### DATASET ROWS:
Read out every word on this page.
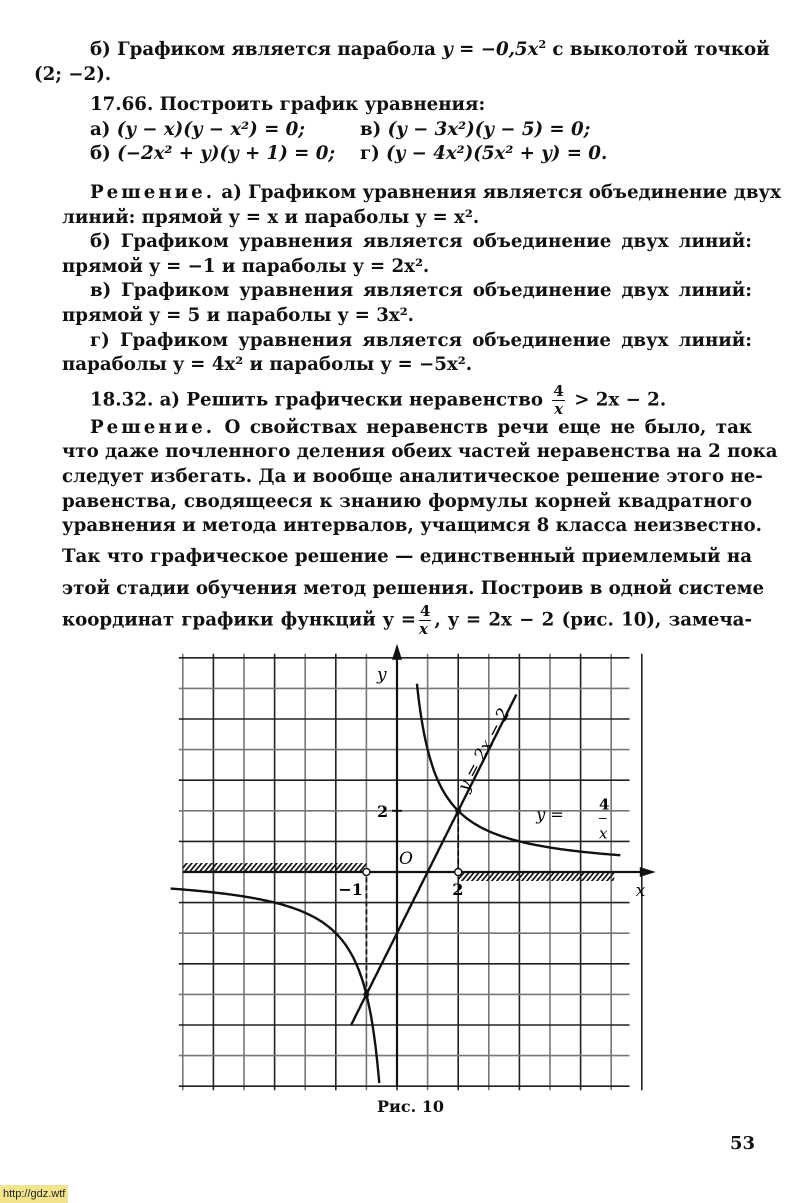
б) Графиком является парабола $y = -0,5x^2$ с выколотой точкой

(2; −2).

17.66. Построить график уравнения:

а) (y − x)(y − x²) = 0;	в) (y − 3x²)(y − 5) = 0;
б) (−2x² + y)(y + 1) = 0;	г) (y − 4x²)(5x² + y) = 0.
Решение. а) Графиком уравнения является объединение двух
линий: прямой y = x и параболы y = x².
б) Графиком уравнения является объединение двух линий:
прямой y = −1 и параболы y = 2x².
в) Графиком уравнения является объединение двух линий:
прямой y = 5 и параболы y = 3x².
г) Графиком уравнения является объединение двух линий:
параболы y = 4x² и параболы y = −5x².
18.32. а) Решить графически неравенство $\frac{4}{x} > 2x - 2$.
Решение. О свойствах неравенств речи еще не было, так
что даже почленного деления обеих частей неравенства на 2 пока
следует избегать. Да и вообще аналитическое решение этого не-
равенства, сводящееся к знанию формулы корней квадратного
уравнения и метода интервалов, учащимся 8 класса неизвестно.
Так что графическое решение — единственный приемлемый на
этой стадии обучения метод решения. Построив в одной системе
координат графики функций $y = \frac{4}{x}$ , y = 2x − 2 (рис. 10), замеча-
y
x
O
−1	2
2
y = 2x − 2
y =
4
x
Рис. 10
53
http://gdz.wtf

...

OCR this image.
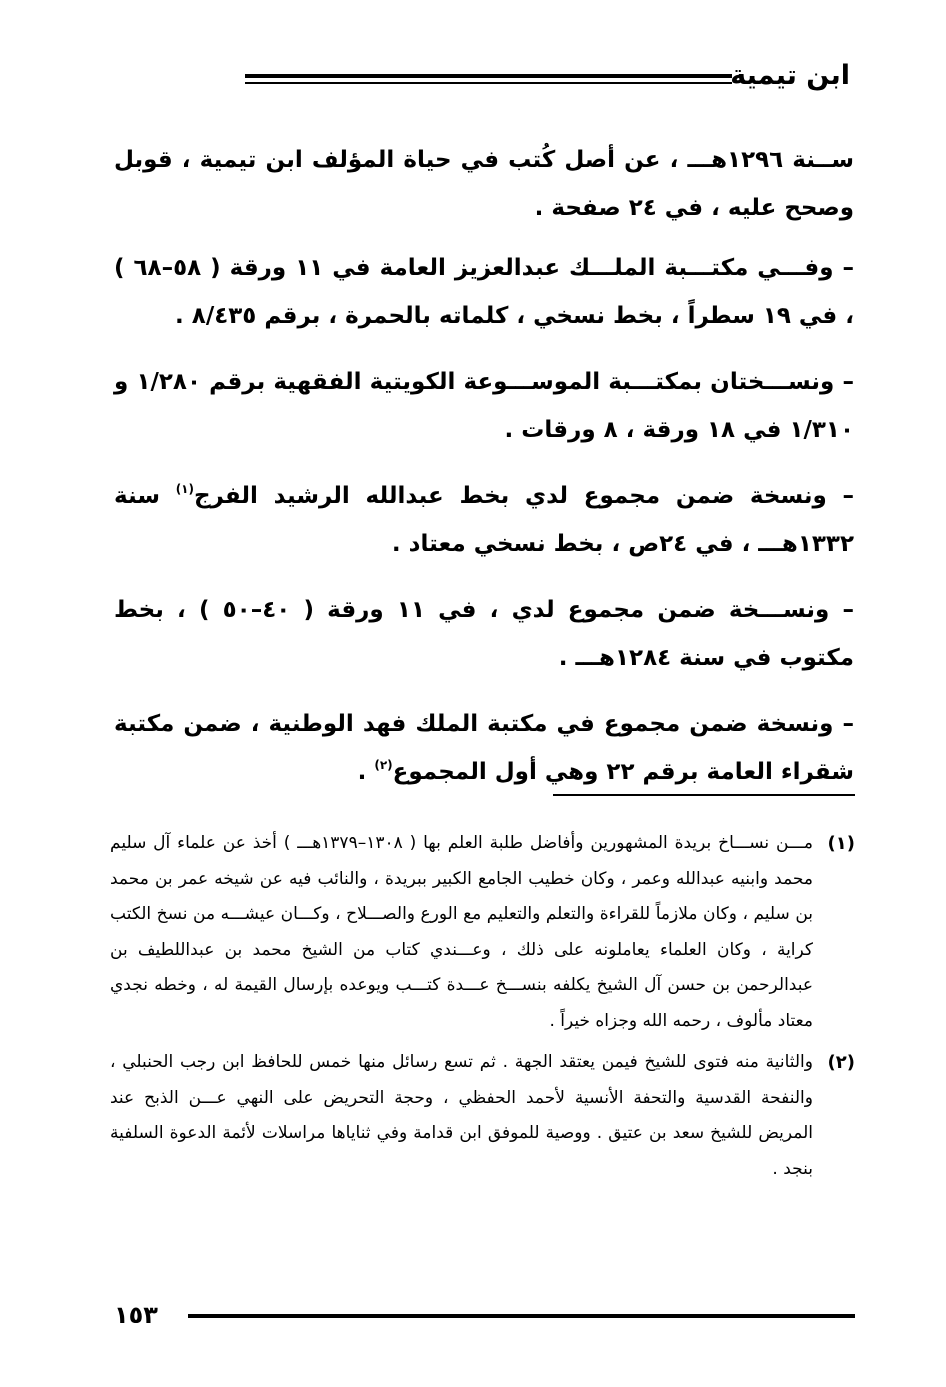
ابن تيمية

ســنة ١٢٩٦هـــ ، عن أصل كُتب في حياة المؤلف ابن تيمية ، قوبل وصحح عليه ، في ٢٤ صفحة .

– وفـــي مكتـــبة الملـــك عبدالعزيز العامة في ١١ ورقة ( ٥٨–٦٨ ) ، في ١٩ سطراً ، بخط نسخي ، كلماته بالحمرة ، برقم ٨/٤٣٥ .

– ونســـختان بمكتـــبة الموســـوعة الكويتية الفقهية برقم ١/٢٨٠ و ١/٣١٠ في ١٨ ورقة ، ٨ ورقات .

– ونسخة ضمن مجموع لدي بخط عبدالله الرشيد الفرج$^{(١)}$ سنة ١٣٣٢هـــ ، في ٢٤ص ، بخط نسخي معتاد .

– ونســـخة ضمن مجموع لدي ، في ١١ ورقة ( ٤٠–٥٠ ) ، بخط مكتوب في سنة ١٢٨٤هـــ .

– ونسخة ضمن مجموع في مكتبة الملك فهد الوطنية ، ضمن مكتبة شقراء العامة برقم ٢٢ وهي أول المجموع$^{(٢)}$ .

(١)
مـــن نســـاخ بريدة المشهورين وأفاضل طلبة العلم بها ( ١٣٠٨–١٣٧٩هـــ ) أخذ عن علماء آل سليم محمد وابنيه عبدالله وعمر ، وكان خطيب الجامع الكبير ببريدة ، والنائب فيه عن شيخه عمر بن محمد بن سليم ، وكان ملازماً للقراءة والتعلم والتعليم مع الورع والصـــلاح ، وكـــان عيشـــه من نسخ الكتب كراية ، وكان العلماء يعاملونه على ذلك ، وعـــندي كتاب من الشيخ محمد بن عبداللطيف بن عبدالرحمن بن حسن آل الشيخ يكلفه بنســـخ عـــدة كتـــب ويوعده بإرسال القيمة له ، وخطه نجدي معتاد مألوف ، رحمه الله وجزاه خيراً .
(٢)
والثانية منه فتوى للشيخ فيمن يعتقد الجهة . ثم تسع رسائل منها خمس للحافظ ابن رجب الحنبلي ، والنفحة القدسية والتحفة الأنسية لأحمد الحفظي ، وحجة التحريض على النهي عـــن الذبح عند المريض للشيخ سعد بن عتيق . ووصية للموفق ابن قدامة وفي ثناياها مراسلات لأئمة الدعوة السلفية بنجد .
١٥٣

### REQUEST:
Gather each line holding the string "العامة".

### RESPONSE TO THE EXERCISE:
– وفـــي مكتـــبة الملـــك عبدالعزيز العامة في ١١ ورقة ( ٥٨–٦٨ ) ، في ١٩ سطراً ، بخط نسخي ، كلماته بالحمرة ، برقم ٨/٤٣٥ .
– ونسخة ضمن مجموع في مكتبة الملك فهد الوطنية ، ضمن مكتبة شقراء العامة برقم ٢٢ وهي أول المجموع$^{(٢)}$ .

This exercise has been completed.